--- Records shown ---

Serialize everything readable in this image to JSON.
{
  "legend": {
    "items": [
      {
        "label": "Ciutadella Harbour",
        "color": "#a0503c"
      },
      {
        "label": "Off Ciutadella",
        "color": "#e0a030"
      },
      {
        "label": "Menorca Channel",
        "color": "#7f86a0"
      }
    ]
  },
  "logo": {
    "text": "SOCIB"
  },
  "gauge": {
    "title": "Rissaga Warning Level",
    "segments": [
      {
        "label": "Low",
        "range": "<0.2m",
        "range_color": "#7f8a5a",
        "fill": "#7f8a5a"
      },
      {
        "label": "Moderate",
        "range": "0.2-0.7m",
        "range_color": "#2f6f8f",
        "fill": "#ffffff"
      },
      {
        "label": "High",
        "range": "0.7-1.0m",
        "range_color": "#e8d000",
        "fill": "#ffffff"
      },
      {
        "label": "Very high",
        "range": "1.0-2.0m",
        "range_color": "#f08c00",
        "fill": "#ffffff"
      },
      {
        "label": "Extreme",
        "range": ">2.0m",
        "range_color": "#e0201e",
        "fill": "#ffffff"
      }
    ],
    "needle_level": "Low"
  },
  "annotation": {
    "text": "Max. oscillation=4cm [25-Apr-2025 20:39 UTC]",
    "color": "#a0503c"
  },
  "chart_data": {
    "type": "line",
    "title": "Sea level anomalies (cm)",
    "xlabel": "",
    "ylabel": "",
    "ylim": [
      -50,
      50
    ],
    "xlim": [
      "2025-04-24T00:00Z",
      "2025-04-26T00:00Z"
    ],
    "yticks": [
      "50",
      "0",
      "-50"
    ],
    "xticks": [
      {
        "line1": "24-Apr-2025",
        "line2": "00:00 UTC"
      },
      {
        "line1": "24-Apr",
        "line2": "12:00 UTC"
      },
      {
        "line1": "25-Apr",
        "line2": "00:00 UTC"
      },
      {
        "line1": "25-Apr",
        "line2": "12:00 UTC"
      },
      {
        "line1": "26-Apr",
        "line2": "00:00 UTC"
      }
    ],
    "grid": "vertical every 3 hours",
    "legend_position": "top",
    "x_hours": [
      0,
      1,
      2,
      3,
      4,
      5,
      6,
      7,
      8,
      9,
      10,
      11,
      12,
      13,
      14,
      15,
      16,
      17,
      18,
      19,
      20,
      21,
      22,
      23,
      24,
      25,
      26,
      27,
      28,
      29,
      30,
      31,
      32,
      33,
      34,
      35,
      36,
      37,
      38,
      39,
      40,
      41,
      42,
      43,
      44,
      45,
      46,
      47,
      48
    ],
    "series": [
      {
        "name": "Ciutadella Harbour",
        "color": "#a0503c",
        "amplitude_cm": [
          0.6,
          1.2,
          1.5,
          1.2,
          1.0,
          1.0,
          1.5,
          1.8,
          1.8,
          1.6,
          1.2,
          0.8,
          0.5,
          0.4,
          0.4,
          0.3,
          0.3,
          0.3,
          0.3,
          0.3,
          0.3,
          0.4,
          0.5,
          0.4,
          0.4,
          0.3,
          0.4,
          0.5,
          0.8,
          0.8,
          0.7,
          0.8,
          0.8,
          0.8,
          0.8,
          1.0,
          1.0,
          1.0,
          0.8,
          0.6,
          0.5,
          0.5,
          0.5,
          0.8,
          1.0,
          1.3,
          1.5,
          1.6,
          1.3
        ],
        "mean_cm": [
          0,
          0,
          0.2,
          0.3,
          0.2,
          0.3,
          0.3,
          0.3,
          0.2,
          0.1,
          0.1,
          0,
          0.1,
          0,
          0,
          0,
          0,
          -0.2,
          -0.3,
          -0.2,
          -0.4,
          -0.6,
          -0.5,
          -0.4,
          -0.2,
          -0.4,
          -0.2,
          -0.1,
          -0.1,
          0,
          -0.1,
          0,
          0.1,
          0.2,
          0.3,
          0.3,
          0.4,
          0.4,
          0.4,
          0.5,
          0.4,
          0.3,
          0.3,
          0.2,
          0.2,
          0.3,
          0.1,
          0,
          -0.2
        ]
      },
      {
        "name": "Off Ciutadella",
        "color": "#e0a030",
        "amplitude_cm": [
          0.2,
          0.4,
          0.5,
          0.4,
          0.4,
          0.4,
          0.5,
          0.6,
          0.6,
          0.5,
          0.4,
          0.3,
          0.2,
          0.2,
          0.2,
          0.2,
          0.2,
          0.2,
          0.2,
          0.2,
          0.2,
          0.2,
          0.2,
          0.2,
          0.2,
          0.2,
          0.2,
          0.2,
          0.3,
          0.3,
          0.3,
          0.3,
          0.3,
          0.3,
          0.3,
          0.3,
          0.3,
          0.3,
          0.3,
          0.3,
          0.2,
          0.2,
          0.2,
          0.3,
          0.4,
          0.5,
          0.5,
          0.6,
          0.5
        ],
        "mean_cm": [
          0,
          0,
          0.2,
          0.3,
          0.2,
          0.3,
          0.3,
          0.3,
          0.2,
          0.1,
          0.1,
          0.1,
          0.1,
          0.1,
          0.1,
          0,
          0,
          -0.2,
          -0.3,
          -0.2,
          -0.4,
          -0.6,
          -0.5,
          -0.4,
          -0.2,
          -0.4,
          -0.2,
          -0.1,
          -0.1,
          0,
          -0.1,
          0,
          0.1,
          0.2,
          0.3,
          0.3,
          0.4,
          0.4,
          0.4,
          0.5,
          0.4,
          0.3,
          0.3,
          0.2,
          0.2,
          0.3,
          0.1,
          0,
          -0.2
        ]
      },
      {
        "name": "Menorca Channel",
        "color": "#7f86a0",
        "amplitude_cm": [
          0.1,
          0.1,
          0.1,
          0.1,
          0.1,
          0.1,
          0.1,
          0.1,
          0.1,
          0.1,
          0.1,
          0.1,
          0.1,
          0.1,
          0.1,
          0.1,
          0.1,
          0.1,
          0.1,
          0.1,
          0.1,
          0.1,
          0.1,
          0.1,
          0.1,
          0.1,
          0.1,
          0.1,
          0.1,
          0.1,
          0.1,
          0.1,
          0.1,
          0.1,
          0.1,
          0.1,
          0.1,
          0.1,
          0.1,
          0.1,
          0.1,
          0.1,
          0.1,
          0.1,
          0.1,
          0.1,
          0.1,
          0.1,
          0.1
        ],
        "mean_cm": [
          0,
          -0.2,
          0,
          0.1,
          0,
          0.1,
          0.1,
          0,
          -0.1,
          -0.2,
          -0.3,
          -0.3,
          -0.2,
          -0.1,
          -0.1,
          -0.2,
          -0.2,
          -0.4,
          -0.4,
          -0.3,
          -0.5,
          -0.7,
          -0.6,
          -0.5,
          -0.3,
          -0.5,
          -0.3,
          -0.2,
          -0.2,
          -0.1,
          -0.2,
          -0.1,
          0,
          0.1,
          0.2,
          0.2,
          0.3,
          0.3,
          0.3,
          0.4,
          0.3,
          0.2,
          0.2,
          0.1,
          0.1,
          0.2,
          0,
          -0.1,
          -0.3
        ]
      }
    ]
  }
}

---

* **Goal of the exercise**: Transcribe all lines as written.

* **Result of the task**:
Serialize everything readable in this image to JSON.
{
  "legend": {
    "items": [
      {
        "label": "Ciutadella Harbour",
        "color": "#a0503c"
      },
      {
        "label": "Off Ciutadella",
        "color": "#e0a030"
      },
      {
        "label": "Menorca Channel",
        "color": "#7f86a0"
      }
    ]
  },
  "logo": {
    "text": "SOCIB"
  },
  "gauge": {
    "title": "Rissaga Warning Level",
    "segments": [
      {
        "label": "Low",
        "range": "<0.2m",
        "range_color": "#7f8a5a",
        "fill": "#7f8a5a"
      },
      {
        "label": "Moderate",
        "range": "0.2-0.7m",
        "range_color": "#2f6f8f",
        "fill": "#ffffff"
      },
      {
        "label": "High",
        "range": "0.7-1.0m",
        "range_color": "#e8d000",
        "fill": "#ffffff"
      },
      {
        "label": "Very high",
        "range": "1.0-2.0m",
        "range_color": "#f08c00",
        "fill": "#ffffff"
      },
      {
        "label": "Extreme",
        "range": ">2.0m",
        "range_color": "#e0201e",
        "fill": "#ffffff"
      }
    ],
    "needle_level": "Low"
  },
  "annotation": {
    "text": "Max. oscillation=4cm [25-Apr-2025 20:39 UTC]",
    "color": "#a0503c"
  },
  "chart_data": {
    "type": "line",
    "title": "Sea level anomalies (cm)",
    "xlabel": "",
    "ylabel": "",
    "ylim": [
      -50,
      50
    ],
    "xlim": [
      "2025-04-24T00:00Z",
      "2025-04-26T00:00Z"
    ],
    "yticks": [
      "50",
      "0",
      "-50"
    ],
    "xticks": [
      {
        "line1": "24-Apr-2025",
        "line2": "00:00 UTC"
      },
      {
        "line1": "24-Apr",
        "line2": "12:00 UTC"
      },
      {
        "line1": "25-Apr",
        "line2": "00:00 UTC"
      },
      {
        "line1": "25-Apr",
        "line2": "12:00 UTC"
      },
      {
        "line1": "26-Apr",
        "line2": "00:00 UTC"
      }
    ],
    "grid": "vertical every 3 hours",
    "legend_position": "top",
    "x_hours": [
      0,
      1,
      2,
      3,
      4,
      5,
      6,
      7,
      8,
      9,
      10,
      11,
      12,
      13,
      14,
      15,
      16,
      17,
      18,
      19,
      20,
      21,
      22,
      23,
      24,
      25,
      26,
      27,
      28,
      29,
      30,
      31,
      32,
      33,
      34,
      35,
      36,
      37,
      38,
      39,
      40,
      41,
      42,
      43,
      44,
      45,
      46,
      47,
      48
    ],
    "series": [
      {
        "name": "Ciutadella Harbour",
        "color": "#a0503c",
        "amplitude_cm": [
          0.6,
          1.2,
          1.5,
          1.2,
          1.0,
          1.0,
          1.5,
          1.8,
          1.8,
          1.6,
          1.2,
          0.8,
          0.5,
          0.4,
          0.4,
          0.3,
          0.3,
          0.3,
          0.3,
          0.3,
          0.3,
          0.4,
          0.5,
          0.4,
          0.4,
          0.3,
          0.4,
          0.5,
          0.8,
          0.8,
          0.7,
          0.8,
          0.8,
          0.8,
          0.8,
          1.0,
          1.0,
          1.0,
          0.8,
          0.6,
          0.5,
          0.5,
          0.5,
          0.8,
          1.0,
          1.3,
          1.5,
          1.6,
          1.3
        ],
        "mean_cm": [
          0,
          0,
          0.2,
          0.3,
          0.2,
          0.3,
          0.3,
          0.3,
          0.2,
          0.1,
          0.1,
          0,
          0.1,
          0,
          0,
          0,
          0,
          -0.2,
          -0.3,
          -0.2,
          -0.4,
          -0.6,
          -0.5,
          -0.4,
          -0.2,
          -0.4,
          -0.2,
          -0.1,
          -0.1,
          0,
          -0.1,
          0,
          0.1,
          0.2,
          0.3,
          0.3,
          0.4,
          0.4,
          0.4,
          0.5,
          0.4,
          0.3,
          0.3,
          0.2,
          0.2,
          0.3,
          0.1,
          0,
          -0.2
        ]
      },
      {
        "name": "Off Ciutadella",
        "color": "#e0a030",
        "amplitude_cm": [
          0.2,
          0.4,
          0.5,
          0.4,
          0.4,
          0.4,
          0.5,
          0.6,
          0.6,
          0.5,
          0.4,
          0.3,
          0.2,
          0.2,
          0.2,
          0.2,
          0.2,
          0.2,
          0.2,
          0.2,
          0.2,
          0.2,
          0.2,
          0.2,
          0.2,
          0.2,
          0.2,
          0.2,
          0.3,
          0.3,
          0.3,
          0.3,
          0.3,
          0.3,
          0.3,
          0.3,
          0.3,
          0.3,
          0.3,
          0.3,
          0.2,
          0.2,
          0.2,
          0.3,
          0.4,
          0.5,
          0.5,
          0.6,
          0.5
        ],
        "mean_cm": [
          0,
          0,
          0.2,
          0.3,
          0.2,
          0.3,
          0.3,
          0.3,
          0.2,
          0.1,
          0.1,
          0.1,
          0.1,
          0.1,
          0.1,
          0,
          0,
          -0.2,
          -0.3,
          -0.2,
          -0.4,
          -0.6,
          -0.5,
          -0.4,
          -0.2,
          -0.4,
          -0.2,
          -0.1,
          -0.1,
          0,
          -0.1,
          0,
          0.1,
          0.2,
          0.3,
          0.3,
          0.4,
          0.4,
          0.4,
          0.5,
          0.4,
          0.3,
          0.3,
          0.2,
          0.2,
          0.3,
          0.1,
          0,
          -0.2
        ]
      },
      {
        "name": "Menorca Channel",
        "color": "#7f86a0",
        "amplitude_cm": [
          0.1,
          0.1,
          0.1,
          0.1,
          0.1,
          0.1,
          0.1,
          0.1,
          0.1,
          0.1,
          0.1,
          0.1,
          0.1,
          0.1,
          0.1,
          0.1,
          0.1,
          0.1,
          0.1,
          0.1,
          0.1,
          0.1,
          0.1,
          0.1,
          0.1,
          0.1,
          0.1,
          0.1,
          0.1,
          0.1,
          0.1,
          0.1,
          0.1,
          0.1,
          0.1,
          0.1,
          0.1,
          0.1,
          0.1,
          0.1,
          0.1,
          0.1,
          0.1,
          0.1,
          0.1,
          0.1,
          0.1,
          0.1,
          0.1
        ],
        "mean_cm": [
          0,
          -0.2,
          0,
          0.1,
          0,
          0.1,
          0.1,
          0,
          -0.1,
          -0.2,
          -0.3,
          -0.3,
          -0.2,
          -0.1,
          -0.1,
          -0.2,
          -0.2,
          -0.4,
          -0.4,
          -0.3,
          -0.5,
          -0.7,
          -0.6,
          -0.5,
          -0.3,
          -0.5,
          -0.3,
          -0.2,
          -0.2,
          -0.1,
          -0.2,
          -0.1,
          0,
          0.1,
          0.2,
          0.2,
          0.3,
          0.3,
          0.3,
          0.4,
          0.3,
          0.2,
          0.2,
          0.1,
          0.1,
          0.2,
          0,
          -0.1,
          -0.3
        ]
      }
    ]
  }
}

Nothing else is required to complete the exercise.